[Begin Dataset rows]

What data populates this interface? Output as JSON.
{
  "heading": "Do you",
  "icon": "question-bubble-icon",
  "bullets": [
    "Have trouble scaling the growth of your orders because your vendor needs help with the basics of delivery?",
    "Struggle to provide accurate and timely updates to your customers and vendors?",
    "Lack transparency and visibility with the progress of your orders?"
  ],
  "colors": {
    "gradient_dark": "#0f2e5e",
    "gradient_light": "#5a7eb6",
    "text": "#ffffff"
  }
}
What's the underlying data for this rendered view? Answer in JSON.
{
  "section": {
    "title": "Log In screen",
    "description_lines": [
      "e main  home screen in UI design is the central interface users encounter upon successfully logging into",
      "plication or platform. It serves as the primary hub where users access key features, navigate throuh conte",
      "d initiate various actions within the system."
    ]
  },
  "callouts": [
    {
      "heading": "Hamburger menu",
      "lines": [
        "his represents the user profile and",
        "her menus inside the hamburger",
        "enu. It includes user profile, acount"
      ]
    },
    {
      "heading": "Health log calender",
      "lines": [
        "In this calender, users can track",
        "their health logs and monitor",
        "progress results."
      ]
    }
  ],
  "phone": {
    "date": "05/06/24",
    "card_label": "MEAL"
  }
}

[End Dataset rows]
[Begin Dataset rows]

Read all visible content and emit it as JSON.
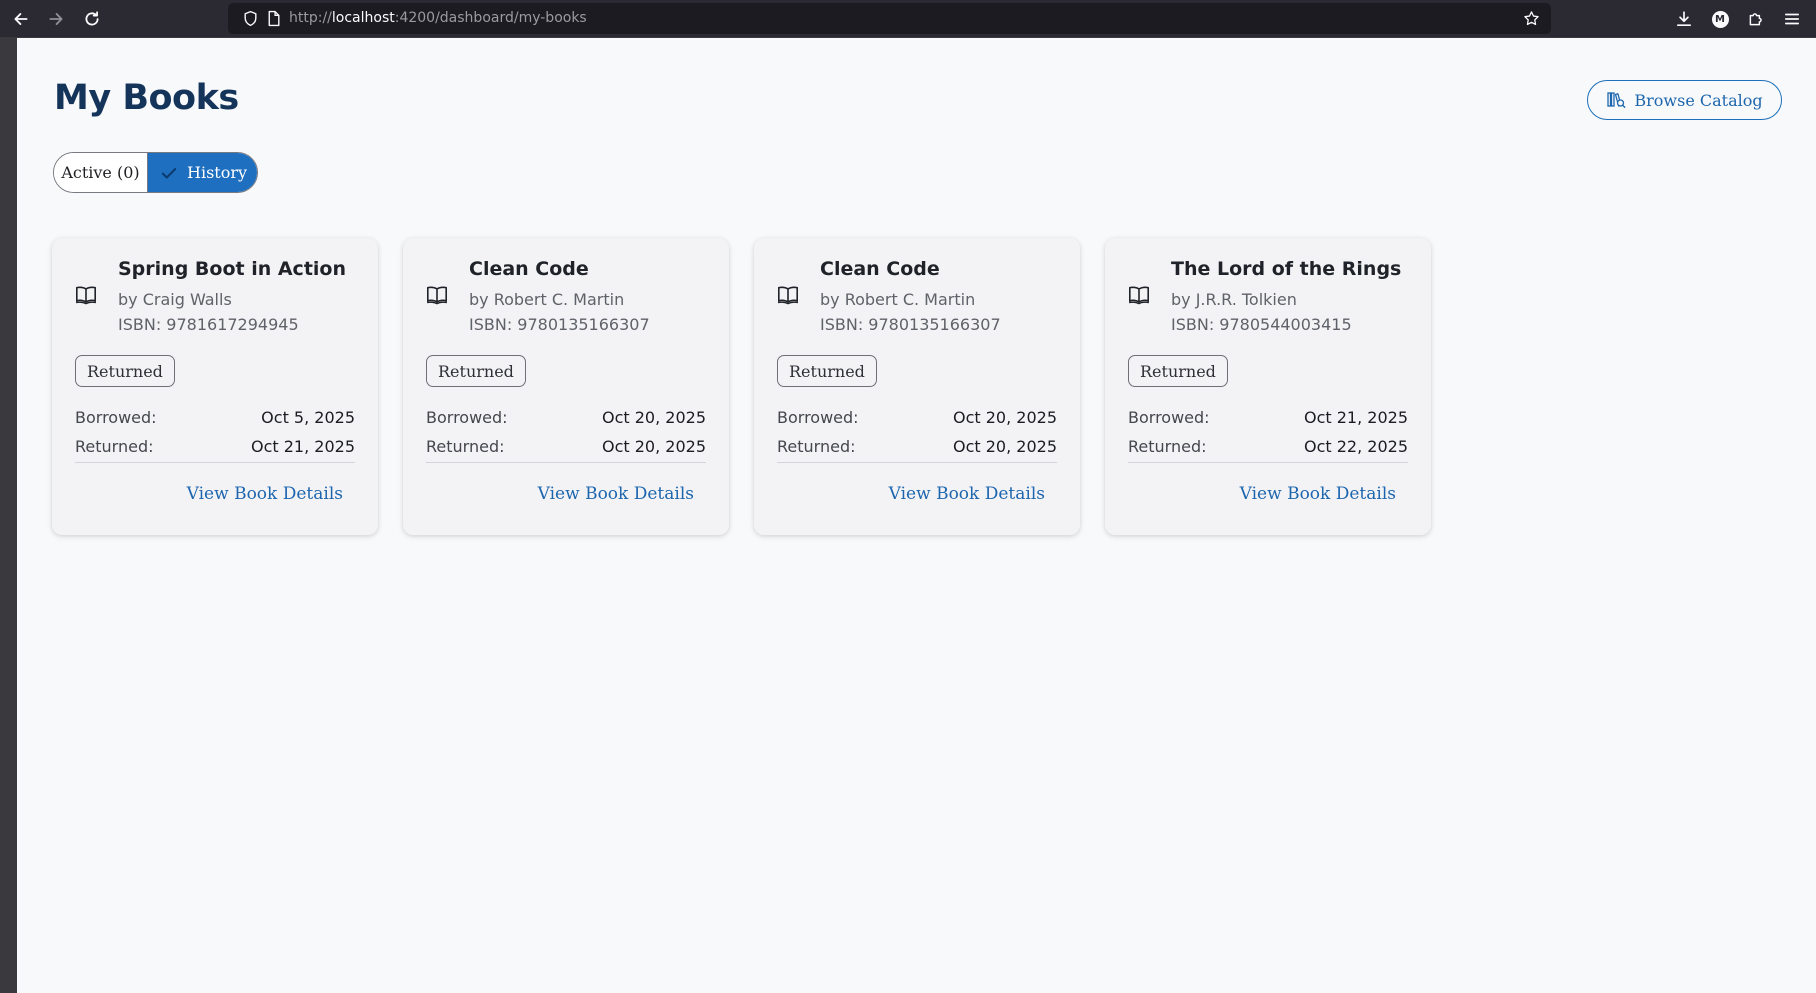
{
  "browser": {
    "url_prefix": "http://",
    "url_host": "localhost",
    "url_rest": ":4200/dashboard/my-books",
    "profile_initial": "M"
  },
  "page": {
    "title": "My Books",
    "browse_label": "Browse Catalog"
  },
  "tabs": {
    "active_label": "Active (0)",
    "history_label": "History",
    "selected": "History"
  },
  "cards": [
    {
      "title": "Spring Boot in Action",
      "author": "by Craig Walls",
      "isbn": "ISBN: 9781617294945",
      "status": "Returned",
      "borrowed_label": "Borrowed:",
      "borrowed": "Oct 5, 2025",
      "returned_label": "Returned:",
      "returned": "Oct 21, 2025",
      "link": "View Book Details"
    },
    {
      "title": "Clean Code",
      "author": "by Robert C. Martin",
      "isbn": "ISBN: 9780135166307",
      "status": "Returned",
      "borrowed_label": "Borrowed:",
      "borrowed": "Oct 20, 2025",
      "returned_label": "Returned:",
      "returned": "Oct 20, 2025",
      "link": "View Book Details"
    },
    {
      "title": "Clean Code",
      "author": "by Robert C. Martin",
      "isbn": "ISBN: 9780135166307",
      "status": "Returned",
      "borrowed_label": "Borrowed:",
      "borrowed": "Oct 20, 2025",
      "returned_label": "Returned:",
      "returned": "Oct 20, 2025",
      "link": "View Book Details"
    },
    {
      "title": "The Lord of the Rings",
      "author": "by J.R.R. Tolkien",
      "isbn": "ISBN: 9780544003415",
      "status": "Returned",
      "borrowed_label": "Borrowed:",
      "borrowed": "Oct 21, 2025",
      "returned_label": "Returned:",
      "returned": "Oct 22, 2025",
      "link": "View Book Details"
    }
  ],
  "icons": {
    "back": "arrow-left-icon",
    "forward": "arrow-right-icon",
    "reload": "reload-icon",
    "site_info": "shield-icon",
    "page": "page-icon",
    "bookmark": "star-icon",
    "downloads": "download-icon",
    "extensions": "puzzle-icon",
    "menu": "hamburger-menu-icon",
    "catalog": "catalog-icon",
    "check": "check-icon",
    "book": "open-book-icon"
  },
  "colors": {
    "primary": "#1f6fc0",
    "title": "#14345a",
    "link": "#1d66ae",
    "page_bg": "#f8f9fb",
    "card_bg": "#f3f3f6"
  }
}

[End Dataset rows]

> The exercise: Copy the lines from the entries above in which the word "What" appears.

> Response to the task:
What data populates this interface? Output as JSON.
What's the underlying data for this rendered view? Answer in JSON.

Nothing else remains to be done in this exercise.